[Data entries]
_____
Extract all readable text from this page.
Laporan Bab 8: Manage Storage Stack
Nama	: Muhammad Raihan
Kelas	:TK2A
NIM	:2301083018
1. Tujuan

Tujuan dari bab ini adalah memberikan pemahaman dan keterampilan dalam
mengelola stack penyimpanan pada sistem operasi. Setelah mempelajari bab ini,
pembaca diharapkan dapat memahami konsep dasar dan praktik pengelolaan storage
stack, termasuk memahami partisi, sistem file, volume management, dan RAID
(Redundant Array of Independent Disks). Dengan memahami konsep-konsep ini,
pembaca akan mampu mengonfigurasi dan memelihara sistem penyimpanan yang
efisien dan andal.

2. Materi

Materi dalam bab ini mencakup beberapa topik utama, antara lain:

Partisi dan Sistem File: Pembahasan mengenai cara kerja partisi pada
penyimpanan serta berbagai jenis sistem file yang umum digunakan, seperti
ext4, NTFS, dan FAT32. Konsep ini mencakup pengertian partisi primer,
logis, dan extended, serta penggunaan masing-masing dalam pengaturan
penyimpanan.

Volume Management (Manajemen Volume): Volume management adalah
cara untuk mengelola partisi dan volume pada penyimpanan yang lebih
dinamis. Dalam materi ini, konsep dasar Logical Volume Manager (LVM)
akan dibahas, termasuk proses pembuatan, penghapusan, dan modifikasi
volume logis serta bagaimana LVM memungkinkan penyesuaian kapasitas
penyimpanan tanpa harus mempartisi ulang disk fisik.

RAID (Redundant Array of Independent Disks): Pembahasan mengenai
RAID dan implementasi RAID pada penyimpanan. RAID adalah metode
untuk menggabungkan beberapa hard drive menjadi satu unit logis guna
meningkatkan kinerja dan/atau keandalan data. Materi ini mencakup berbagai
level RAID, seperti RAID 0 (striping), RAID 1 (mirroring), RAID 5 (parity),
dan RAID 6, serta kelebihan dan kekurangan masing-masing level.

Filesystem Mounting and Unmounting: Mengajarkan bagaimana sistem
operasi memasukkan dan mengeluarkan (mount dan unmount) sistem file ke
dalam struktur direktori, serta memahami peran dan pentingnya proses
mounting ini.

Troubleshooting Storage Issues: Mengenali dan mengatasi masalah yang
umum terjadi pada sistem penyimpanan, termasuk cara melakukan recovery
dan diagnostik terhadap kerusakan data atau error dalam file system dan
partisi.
_____
Repeat the records exactly, including every line.

Complete response -
Extract all readable text from this page.
Laporan Bab 8: Manage Storage Stack
Nama	: Muhammad Raihan
Kelas	:TK2A
NIM	:2301083018
1. Tujuan

Tujuan dari bab ini adalah memberikan pemahaman dan keterampilan dalam
mengelola stack penyimpanan pada sistem operasi. Setelah mempelajari bab ini,
pembaca diharapkan dapat memahami konsep dasar dan praktik pengelolaan storage
stack, termasuk memahami partisi, sistem file, volume management, dan RAID
(Redundant Array of Independent Disks). Dengan memahami konsep-konsep ini,
pembaca akan mampu mengonfigurasi dan memelihara sistem penyimpanan yang
efisien dan andal.

2. Materi

Materi dalam bab ini mencakup beberapa topik utama, antara lain:

Partisi dan Sistem File: Pembahasan mengenai cara kerja partisi pada
penyimpanan serta berbagai jenis sistem file yang umum digunakan, seperti
ext4, NTFS, dan FAT32. Konsep ini mencakup pengertian partisi primer,
logis, dan extended, serta penggunaan masing-masing dalam pengaturan
penyimpanan.

Volume Management (Manajemen Volume): Volume management adalah
cara untuk mengelola partisi dan volume pada penyimpanan yang lebih
dinamis. Dalam materi ini, konsep dasar Logical Volume Manager (LVM)
akan dibahas, termasuk proses pembuatan, penghapusan, dan modifikasi
volume logis serta bagaimana LVM memungkinkan penyesuaian kapasitas
penyimpanan tanpa harus mempartisi ulang disk fisik.

RAID (Redundant Array of Independent Disks): Pembahasan mengenai
RAID dan implementasi RAID pada penyimpanan. RAID adalah metode
untuk menggabungkan beberapa hard drive menjadi satu unit logis guna
meningkatkan kinerja dan/atau keandalan data. Materi ini mencakup berbagai
level RAID, seperti RAID 0 (striping), RAID 1 (mirroring), RAID 5 (parity),
dan RAID 6, serta kelebihan dan kekurangan masing-masing level.

Filesystem Mounting and Unmounting: Mengajarkan bagaimana sistem
operasi memasukkan dan mengeluarkan (mount dan unmount) sistem file ke
dalam struktur direktori, serta memahami peran dan pentingnya proses
mounting ini.

Troubleshooting Storage Issues: Mengenali dan mengatasi masalah yang
umum terjadi pada sistem penyimpanan, termasuk cara melakukan recovery
dan diagnostik terhadap kerusakan data atau error dalam file system dan
partisi.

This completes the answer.